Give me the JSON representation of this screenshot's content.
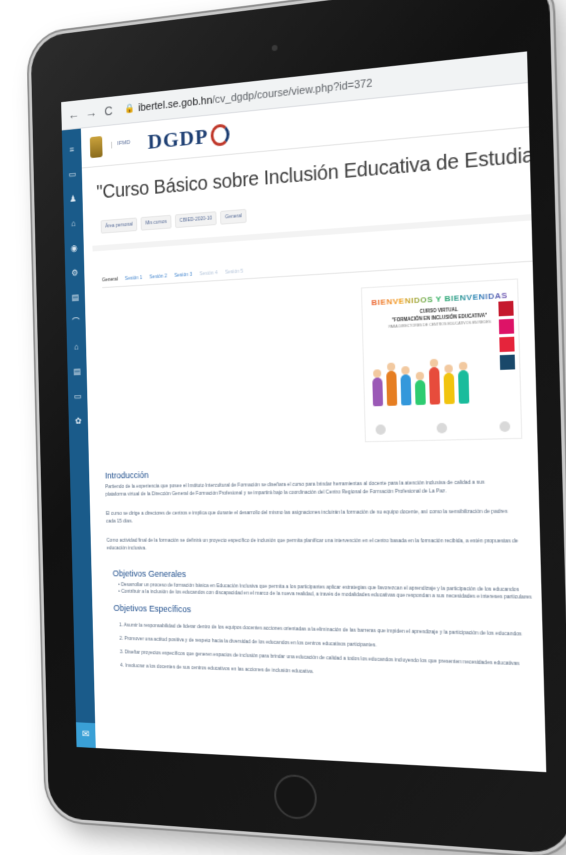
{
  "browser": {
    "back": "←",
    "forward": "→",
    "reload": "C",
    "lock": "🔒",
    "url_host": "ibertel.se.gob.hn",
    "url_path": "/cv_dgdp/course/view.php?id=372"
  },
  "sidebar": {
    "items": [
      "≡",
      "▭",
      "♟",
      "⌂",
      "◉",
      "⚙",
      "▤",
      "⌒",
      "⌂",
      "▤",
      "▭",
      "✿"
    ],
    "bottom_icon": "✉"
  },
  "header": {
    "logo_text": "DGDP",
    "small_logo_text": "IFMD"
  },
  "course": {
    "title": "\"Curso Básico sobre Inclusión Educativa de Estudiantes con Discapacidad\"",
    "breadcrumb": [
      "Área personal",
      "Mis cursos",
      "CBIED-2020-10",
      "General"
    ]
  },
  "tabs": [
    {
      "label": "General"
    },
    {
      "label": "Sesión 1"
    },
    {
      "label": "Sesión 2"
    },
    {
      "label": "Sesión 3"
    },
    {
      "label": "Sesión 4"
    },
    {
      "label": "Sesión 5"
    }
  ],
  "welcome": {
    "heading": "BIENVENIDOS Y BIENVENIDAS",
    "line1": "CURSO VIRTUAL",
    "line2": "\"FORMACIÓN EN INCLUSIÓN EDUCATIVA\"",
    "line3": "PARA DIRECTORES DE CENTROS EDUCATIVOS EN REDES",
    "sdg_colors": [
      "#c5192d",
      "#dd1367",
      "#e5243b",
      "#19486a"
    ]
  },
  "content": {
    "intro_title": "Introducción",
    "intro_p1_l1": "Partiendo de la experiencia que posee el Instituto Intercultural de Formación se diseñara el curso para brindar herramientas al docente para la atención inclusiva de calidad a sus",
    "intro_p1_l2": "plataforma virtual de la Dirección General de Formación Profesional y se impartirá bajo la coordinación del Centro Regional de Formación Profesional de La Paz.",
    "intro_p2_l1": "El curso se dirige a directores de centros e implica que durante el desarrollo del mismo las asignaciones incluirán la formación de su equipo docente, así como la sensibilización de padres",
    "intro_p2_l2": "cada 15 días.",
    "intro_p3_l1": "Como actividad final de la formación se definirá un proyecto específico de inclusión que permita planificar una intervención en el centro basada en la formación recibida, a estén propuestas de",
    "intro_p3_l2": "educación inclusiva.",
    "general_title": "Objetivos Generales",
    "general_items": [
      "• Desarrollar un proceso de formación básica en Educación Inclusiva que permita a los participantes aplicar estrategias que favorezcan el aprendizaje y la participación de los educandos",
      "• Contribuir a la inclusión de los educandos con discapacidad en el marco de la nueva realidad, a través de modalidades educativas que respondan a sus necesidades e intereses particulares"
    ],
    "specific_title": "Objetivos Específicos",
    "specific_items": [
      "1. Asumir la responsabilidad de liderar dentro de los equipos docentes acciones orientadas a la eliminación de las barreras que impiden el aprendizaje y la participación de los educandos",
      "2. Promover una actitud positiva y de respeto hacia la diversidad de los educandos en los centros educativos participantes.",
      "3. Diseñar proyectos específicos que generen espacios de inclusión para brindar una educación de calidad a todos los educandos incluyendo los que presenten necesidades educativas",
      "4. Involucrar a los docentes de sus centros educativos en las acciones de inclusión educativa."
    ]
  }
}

_SET EXERCISE_
Copy every line of the material in which the word "Sesión" occurs.

_SOLUTION FOR THIS TASK_
      "label": "Sesión 1"
      "label": "Sesión 2"
      "label": "Sesión 3"
      "label": "Sesión 4"
      "label": "Sesión 5"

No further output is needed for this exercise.